— Begin —

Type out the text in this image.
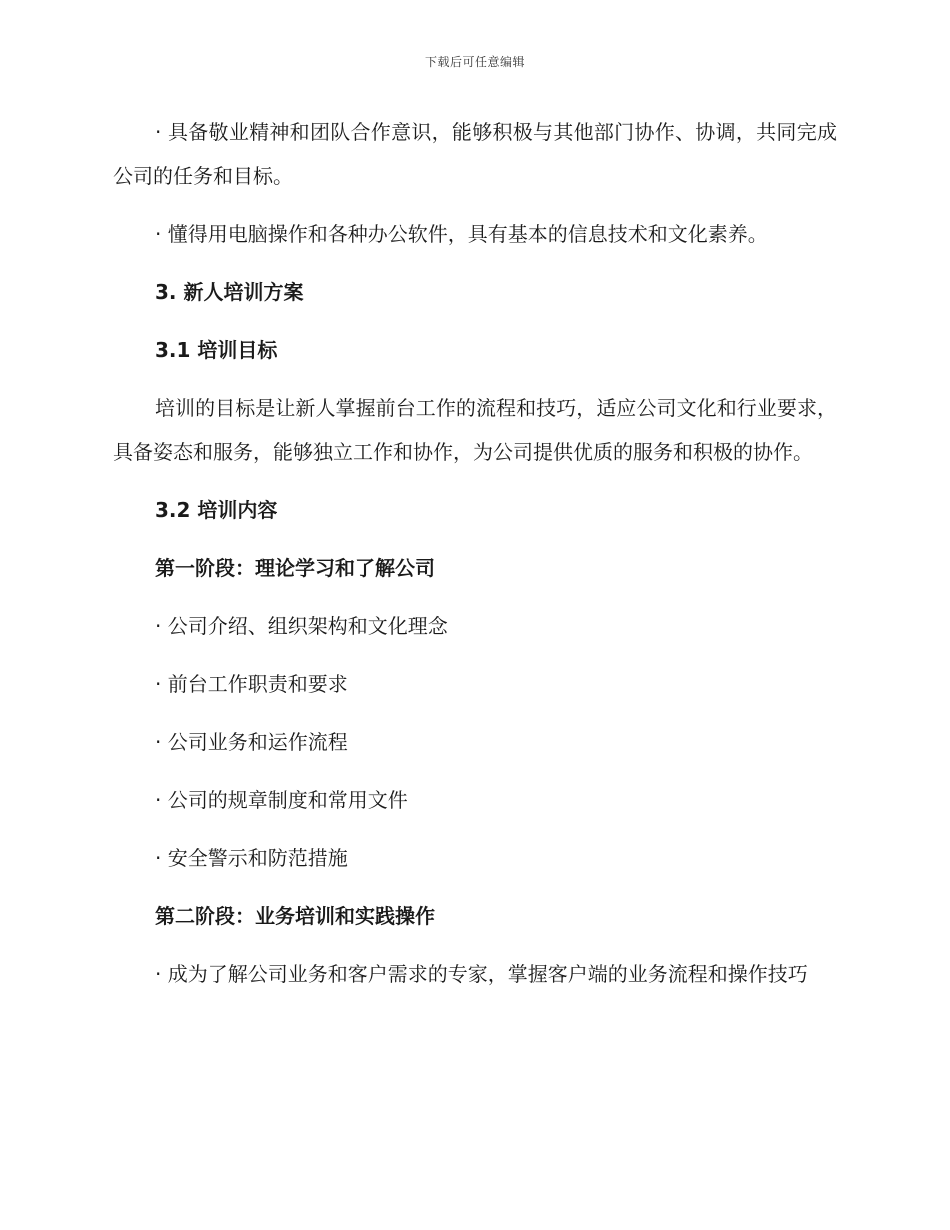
下载后可任意编辑

· 具备敬业精神和团队合作意识，能够积极与其他部门协作、协调，共同完成公司的任务和目标。

· 懂得用电脑操作和各种办公软件，具有基本的信息技术和文化素养。

3. 新人培训方案
3.1 培训目标

培训的目标是让新人掌握前台工作的流程和技巧，适应公司文化和行业要求，具备姿态和服务，能够独立工作和协作，为公司提供优质的服务和积极的协作。

3.2 培训内容
第一阶段：理论学习和了解公司
· 公司介绍、组织架构和文化理念
· 前台工作职责和要求
· 公司业务和运作流程
· 公司的规章制度和常用文件
· 安全警示和防范措施
第二阶段：业务培训和实践操作

· 成为了解公司业务和客户需求的专家，掌握客户端的业务流程和操作技巧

— End —

*WRITTEN PROBLEM*. Write every record out again exactly; no pictures belong in the copy.

*WORKED SOLUTION*.
Type out the text in this image.
下载后可任意编辑

· 具备敬业精神和团队合作意识，能够积极与其他部门协作、协调，共同完成公司的任务和目标。

· 懂得用电脑操作和各种办公软件，具有基本的信息技术和文化素养。

3. 新人培训方案
3.1 培训目标

培训的目标是让新人掌握前台工作的流程和技巧，适应公司文化和行业要求，具备姿态和服务，能够独立工作和协作，为公司提供优质的服务和积极的协作。

3.2 培训内容
第一阶段：理论学习和了解公司
· 公司介绍、组织架构和文化理念
· 前台工作职责和要求
· 公司业务和运作流程
· 公司的规章制度和常用文件
· 安全警示和防范措施
第二阶段：业务培训和实践操作

· 成为了解公司业务和客户需求的专家，掌握客户端的业务流程和操作技巧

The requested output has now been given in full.